Set problem
Scan the lines below for the word "утверждении". Copy each line you find it in.

Dataset records
:::

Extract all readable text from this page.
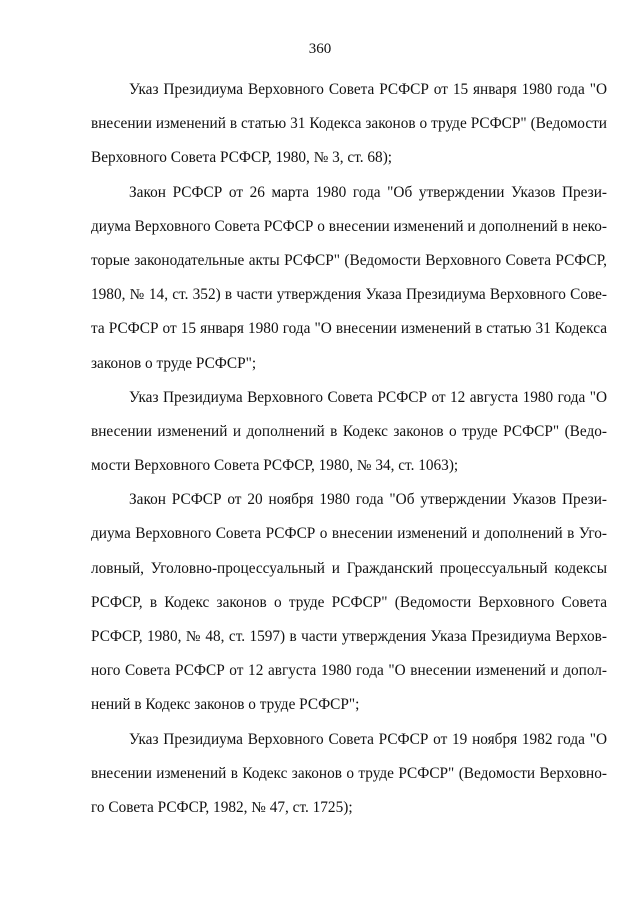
360
Указ Президиума Верховного Совета РСФСР от 15 января 1980 года "О
внесении изменений в статью 31 Кодекса законов о труде РСФСР" (Ведомости
Верховного Совета РСФСР, 1980, № 3, ст. 68);
Закон РСФСР от 26 марта 1980 года "Об утверждении Указов Прези-
диума Верховного Совета РСФСР о внесении изменений и дополнений в неко-
торые законодательные акты РСФСР" (Ведомости Верховного Совета РСФСР,
1980, № 14, ст. 352) в части утверждения Указа Президиума Верховного Сове-
та РСФСР от 15 января 1980 года "О внесении изменений в статью 31 Кодекса
законов о труде РСФСР";
Указ Президиума Верховного Совета РСФСР от 12 августа 1980 года "О
внесении изменений и дополнений в Кодекс законов о труде РСФСР" (Ведо-
мости Верховного Совета РСФСР, 1980, № 34, ст. 1063);
Закон РСФСР от 20 ноября 1980 года "Об утверждении Указов Прези-
диума Верховного Совета РСФСР о внесении изменений и дополнений в Уго-
ловный, Уголовно-процессуальный и Гражданский процессуальный кодексы
РСФСР, в Кодекс законов о труде РСФСР" (Ведомости Верховного Совета
РСФСР, 1980, № 48, ст. 1597) в части утверждения Указа Президиума Верхов-
ного Совета РСФСР от 12 августа 1980 года "О внесении изменений и допол-
нений в Кодекс законов о труде РСФСР";
Указ Президиума Верховного Совета РСФСР от 19 ноября 1982 года "О
внесении изменений в Кодекс законов о труде РСФСР" (Ведомости Верховно-
го Совета РСФСР, 1982, № 47, ст. 1725);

:::

Written response
Закон РСФСР от 26 марта 1980 года "Об утверждении Указов Прези-
Закон РСФСР от 20 ноября 1980 года "Об утверждении Указов Прези-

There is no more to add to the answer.